▸ Set problem: Show only lines that include "установленным".

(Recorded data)
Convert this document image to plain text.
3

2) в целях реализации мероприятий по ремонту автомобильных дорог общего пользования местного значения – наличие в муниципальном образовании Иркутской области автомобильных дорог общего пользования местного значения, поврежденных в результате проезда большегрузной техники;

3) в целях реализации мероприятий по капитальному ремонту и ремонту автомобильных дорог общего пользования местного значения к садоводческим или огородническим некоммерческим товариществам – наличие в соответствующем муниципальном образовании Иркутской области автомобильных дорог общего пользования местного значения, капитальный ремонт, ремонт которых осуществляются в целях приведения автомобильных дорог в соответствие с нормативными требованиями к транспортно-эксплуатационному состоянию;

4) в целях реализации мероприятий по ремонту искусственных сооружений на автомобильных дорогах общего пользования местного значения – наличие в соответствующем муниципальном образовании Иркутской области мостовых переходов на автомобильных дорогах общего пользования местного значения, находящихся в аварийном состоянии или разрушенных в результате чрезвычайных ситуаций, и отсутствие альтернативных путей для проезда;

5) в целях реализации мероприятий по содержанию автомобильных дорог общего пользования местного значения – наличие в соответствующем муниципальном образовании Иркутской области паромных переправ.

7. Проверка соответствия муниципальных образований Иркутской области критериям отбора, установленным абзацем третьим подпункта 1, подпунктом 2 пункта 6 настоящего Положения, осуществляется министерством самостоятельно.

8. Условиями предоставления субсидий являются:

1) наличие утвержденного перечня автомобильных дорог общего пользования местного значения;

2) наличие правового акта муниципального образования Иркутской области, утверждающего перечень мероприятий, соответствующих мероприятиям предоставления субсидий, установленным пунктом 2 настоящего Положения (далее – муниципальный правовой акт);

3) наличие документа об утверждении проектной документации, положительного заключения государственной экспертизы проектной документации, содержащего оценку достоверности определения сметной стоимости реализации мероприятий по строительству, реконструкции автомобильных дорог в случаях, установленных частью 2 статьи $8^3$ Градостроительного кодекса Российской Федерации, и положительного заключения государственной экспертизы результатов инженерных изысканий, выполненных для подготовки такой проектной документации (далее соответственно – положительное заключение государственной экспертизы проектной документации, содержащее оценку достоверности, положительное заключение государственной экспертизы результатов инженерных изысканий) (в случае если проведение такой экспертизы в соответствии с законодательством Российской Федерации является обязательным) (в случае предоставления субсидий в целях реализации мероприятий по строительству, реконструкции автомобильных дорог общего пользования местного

---

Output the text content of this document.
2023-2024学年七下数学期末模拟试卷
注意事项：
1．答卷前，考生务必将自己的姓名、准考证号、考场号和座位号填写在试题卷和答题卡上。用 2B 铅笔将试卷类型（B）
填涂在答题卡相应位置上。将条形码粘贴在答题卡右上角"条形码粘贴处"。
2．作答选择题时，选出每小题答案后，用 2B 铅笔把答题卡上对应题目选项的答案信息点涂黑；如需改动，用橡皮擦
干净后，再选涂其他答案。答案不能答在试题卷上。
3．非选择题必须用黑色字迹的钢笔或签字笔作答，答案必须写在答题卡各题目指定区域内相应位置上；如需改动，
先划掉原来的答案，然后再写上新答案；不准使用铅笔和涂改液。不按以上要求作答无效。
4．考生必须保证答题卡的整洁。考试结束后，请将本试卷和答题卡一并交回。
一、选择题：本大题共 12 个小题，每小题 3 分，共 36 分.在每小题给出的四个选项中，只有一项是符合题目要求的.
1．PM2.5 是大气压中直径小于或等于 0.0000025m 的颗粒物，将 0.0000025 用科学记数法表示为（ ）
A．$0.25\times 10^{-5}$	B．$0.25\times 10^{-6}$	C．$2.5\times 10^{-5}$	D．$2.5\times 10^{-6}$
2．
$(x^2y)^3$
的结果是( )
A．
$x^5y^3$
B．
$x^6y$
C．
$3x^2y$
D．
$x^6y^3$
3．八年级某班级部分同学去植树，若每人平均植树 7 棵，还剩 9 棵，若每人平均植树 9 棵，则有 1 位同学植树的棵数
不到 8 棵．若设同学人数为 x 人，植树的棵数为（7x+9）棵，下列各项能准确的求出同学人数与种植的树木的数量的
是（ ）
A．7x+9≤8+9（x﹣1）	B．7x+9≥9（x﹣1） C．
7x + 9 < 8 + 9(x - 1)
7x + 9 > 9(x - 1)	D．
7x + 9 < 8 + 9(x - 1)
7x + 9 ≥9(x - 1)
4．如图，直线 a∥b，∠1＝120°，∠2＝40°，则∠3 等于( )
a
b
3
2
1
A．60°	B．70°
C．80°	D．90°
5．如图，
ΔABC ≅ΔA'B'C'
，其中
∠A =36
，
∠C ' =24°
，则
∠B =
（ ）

▸ Final answer:
7. Проверка соответствия муниципальных образований Иркутской области критериям отбора, установленным абзацем третьим подпункта 1, подпунктом 2 пункта 6 настоящего Положения, осуществляется министерством самостоятельно.
2) наличие правового акта муниципального образования Иркутской области, утверждающего перечень мероприятий, соответствующих мероприятиям предоставления субсидий, установленным пунктом 2 настоящего Положения (далее – муниципальный правовой акт);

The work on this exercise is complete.